DATA SECTION ::
********************
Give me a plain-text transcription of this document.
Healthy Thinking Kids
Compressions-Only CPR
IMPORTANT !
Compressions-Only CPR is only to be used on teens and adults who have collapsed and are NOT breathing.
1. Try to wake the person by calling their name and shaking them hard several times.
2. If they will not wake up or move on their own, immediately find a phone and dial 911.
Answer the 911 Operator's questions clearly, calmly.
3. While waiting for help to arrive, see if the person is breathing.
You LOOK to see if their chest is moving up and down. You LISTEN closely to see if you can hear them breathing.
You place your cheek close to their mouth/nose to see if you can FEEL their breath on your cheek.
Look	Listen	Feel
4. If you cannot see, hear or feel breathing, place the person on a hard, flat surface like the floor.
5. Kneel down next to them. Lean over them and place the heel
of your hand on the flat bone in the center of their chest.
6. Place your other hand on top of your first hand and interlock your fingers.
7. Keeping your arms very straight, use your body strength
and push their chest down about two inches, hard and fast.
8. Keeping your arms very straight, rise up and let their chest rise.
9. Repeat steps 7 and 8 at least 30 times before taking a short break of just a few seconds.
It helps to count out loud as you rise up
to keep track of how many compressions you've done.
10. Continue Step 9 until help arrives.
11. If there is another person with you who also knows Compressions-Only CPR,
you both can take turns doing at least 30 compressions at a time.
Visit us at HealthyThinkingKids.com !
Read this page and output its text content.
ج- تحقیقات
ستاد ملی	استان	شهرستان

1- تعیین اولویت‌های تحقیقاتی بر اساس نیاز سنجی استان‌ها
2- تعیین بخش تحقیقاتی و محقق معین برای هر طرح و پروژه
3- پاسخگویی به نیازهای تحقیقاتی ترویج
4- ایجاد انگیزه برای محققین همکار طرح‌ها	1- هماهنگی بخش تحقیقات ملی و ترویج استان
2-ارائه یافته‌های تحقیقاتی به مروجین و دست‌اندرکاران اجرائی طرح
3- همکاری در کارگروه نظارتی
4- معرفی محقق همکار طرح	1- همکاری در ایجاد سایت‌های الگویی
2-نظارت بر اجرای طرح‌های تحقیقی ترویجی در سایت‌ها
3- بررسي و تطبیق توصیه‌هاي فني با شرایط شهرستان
********************
TASK OBJECTIVE ::
Find each line that has the word "hard", then copy it out.

RESULT FOR THIS EXERCISE ::
1. Try to wake the person by calling their name and shaking them hard several times.
4. If you cannot see, hear or feel breathing, place the person on a hard, flat surface like the floor.
and push their chest down about two inches, hard and fast.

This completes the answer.